- Task objective:
Copy every row below line for line, leaving out the pictures.

- Exercise inputs:
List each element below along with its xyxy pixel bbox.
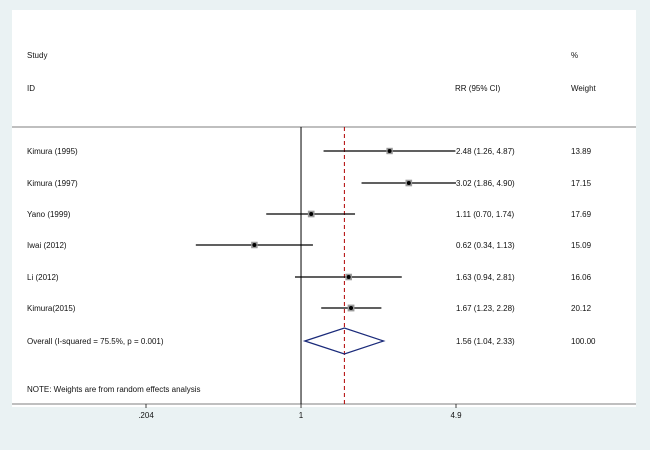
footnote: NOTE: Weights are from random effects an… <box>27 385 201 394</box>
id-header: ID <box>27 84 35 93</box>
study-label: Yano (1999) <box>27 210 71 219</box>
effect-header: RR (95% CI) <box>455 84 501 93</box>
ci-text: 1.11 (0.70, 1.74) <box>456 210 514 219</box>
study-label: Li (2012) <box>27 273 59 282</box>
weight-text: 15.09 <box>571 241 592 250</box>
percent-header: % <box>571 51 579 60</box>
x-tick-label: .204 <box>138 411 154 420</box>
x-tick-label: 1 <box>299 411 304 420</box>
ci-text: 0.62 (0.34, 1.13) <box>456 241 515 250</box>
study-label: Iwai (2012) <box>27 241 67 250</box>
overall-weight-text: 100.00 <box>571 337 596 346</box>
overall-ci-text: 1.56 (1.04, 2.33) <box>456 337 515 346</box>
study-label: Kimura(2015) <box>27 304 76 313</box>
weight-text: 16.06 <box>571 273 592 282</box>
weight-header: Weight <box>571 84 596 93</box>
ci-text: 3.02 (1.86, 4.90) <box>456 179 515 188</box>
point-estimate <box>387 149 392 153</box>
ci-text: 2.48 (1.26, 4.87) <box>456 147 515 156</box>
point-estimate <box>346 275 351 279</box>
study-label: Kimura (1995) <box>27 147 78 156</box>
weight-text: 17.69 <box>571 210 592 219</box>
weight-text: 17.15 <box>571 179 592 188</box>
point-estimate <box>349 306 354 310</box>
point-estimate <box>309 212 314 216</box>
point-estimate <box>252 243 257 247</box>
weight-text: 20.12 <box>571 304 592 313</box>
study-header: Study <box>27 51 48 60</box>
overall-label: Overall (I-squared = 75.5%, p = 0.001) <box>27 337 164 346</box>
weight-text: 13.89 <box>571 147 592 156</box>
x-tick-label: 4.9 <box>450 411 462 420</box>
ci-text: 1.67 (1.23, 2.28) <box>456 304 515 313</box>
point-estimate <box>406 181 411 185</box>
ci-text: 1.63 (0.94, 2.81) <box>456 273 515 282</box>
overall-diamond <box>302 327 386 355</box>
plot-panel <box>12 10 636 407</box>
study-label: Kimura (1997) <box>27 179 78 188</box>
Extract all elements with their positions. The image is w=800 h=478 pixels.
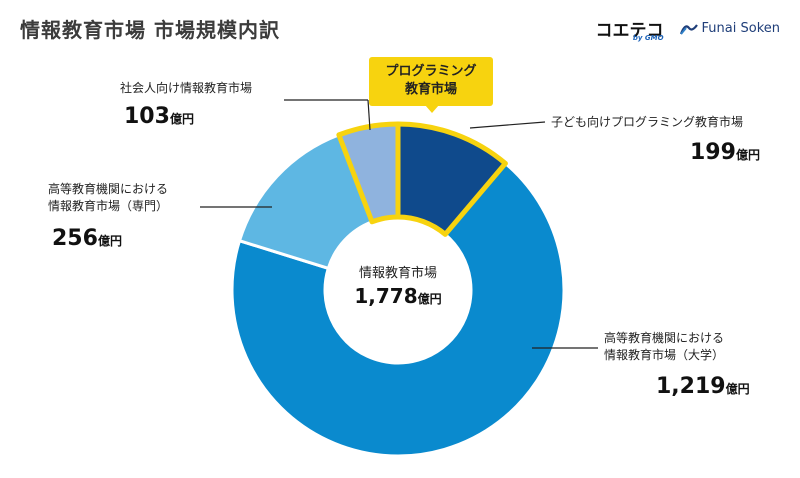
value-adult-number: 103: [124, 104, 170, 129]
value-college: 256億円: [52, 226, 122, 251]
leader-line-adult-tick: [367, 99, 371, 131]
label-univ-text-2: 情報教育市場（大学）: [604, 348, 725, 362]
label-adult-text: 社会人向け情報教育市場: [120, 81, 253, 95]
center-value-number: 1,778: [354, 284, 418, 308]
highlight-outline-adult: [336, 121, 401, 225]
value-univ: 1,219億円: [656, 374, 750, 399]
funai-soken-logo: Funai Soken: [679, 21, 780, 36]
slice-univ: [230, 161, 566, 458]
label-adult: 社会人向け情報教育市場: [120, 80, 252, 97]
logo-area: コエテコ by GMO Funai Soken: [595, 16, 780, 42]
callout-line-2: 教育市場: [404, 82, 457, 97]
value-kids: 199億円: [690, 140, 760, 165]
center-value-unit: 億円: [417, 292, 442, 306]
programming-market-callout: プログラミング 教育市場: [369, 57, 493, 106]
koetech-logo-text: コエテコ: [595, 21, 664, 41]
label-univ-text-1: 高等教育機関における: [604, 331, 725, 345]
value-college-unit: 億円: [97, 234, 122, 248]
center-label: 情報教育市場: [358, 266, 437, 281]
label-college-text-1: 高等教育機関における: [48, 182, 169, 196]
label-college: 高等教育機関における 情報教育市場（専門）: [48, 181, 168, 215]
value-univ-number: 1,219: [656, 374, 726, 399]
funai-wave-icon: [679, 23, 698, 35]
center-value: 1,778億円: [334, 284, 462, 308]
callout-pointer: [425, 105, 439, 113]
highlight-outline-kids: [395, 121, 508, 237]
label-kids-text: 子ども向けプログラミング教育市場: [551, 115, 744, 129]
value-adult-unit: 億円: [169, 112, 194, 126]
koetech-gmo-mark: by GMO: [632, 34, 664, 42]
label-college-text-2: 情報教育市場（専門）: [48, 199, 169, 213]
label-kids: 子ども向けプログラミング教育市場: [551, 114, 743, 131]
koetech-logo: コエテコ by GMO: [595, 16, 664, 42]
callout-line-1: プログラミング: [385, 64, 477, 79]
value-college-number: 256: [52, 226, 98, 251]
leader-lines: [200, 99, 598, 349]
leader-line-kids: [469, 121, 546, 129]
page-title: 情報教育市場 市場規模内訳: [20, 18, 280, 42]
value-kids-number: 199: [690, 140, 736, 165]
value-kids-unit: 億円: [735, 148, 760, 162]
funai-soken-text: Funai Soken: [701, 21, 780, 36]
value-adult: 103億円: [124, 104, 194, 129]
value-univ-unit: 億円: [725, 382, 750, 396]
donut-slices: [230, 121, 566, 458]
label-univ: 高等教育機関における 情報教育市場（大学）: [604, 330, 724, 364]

- In response:
List each element below along with its xyxy pixel bbox.
footnote: NOTE: Weights are from random effects an… <box>27 385 201 394</box>
id-header: ID <box>27 84 35 93</box>
study-label: Yano (1999) <box>27 210 71 219</box>
effect-header: RR (95% CI) <box>455 84 501 93</box>
ci-text: 1.11 (0.70, 1.74) <box>456 210 514 219</box>
study-label: Li (2012) <box>27 273 59 282</box>
weight-text: 15.09 <box>571 241 592 250</box>
percent-header: % <box>571 51 579 60</box>
x-tick-label: .204 <box>138 411 154 420</box>
x-tick-label: 1 <box>299 411 304 420</box>
ci-text: 0.62 (0.34, 1.13) <box>456 241 515 250</box>
study-label: Iwai (2012) <box>27 241 67 250</box>
overall-weight-text: 100.00 <box>571 337 596 346</box>
overall-ci-text: 1.56 (1.04, 2.33) <box>456 337 515 346</box>
study-label: Kimura(2015) <box>27 304 76 313</box>
weight-text: 16.06 <box>571 273 592 282</box>
weight-header: Weight <box>571 84 596 93</box>
ci-text: 3.02 (1.86, 4.90) <box>456 179 515 188</box>
point-estimate <box>387 149 392 153</box>
ci-text: 2.48 (1.26, 4.87) <box>456 147 515 156</box>
point-estimate <box>346 275 351 279</box>
study-label: Kimura (1995) <box>27 147 78 156</box>
weight-text: 17.69 <box>571 210 592 219</box>
weight-text: 17.15 <box>571 179 592 188</box>
point-estimate <box>349 306 354 310</box>
point-estimate <box>309 212 314 216</box>
point-estimate <box>252 243 257 247</box>
weight-text: 20.12 <box>571 304 592 313</box>
study-header: Study <box>27 51 48 60</box>
overall-label: Overall (I-squared = 75.5%, p = 0.001) <box>27 337 164 346</box>
weight-text: 13.89 <box>571 147 592 156</box>
x-tick-label: 4.9 <box>450 411 462 420</box>
ci-text: 1.67 (1.23, 2.28) <box>456 304 515 313</box>
point-estimate <box>406 181 411 185</box>
ci-text: 1.63 (0.94, 2.81) <box>456 273 515 282</box>
overall-diamond <box>302 327 386 355</box>
plot-panel <box>12 10 636 407</box>
study-label: Kimura (1997) <box>27 179 78 188</box>
Extract all elements with their positions. The image is w=800 h=478 pixels.
value-adult-number: 103: [124, 104, 170, 129]
value-college: 256億円: [52, 226, 122, 251]
leader-line-adult-tick: [367, 99, 371, 131]
label-univ-text-2: 情報教育市場（大学）: [604, 348, 725, 362]
label-adult-text: 社会人向け情報教育市場: [120, 81, 253, 95]
center-value-number: 1,778: [354, 284, 418, 308]
highlight-outline-adult: [336, 121, 401, 225]
value-univ: 1,219億円: [656, 374, 750, 399]
funai-soken-logo: Funai Soken: [679, 21, 780, 36]
slice-univ: [230, 161, 566, 458]
label-adult: 社会人向け情報教育市場: [120, 80, 252, 97]
logo-area: コエテコ by GMO Funai Soken: [595, 16, 780, 42]
callout-line-2: 教育市場: [404, 82, 457, 97]
value-kids: 199億円: [690, 140, 760, 165]
center-value-unit: 億円: [417, 292, 442, 306]
programming-market-callout: プログラミング 教育市場: [369, 57, 493, 106]
koetech-logo-text: コエテコ: [595, 21, 664, 41]
label-univ-text-1: 高等教育機関における: [604, 331, 725, 345]
value-college-unit: 億円: [97, 234, 122, 248]
center-label: 情報教育市場: [358, 266, 437, 281]
label-college-text-1: 高等教育機関における: [48, 182, 169, 196]
label-college: 高等教育機関における 情報教育市場（専門）: [48, 181, 168, 215]
value-univ-number: 1,219: [656, 374, 726, 399]
funai-wave-icon: [679, 23, 698, 35]
center-value: 1,778億円: [334, 284, 462, 308]
callout-pointer: [425, 105, 439, 113]
highlight-outline-kids: [395, 121, 508, 237]
label-kids-text: 子ども向けプログラミング教育市場: [551, 115, 744, 129]
value-adult-unit: 億円: [169, 112, 194, 126]
koetech-gmo-mark: by GMO: [632, 34, 664, 42]
label-college-text-2: 情報教育市場（専門）: [48, 199, 169, 213]
label-kids: 子ども向けプログラミング教育市場: [551, 114, 743, 131]
koetech-logo: コエテコ by GMO: [595, 16, 664, 42]
callout-line-1: プログラミング: [385, 64, 477, 79]
value-college-number: 256: [52, 226, 98, 251]
leader-lines: [200, 99, 598, 349]
leader-line-kids: [469, 121, 546, 129]
page-title: 情報教育市場 市場規模内訳: [20, 18, 280, 42]
value-kids-number: 199: [690, 140, 736, 165]
value-kids-unit: 億円: [735, 148, 760, 162]
funai-soken-text: Funai Soken: [701, 21, 780, 36]
value-adult: 103億円: [124, 104, 194, 129]
value-univ-unit: 億円: [725, 382, 750, 396]
donut-slices: [230, 121, 566, 458]
label-univ: 高等教育機関における 情報教育市場（大学）: [604, 330, 724, 364]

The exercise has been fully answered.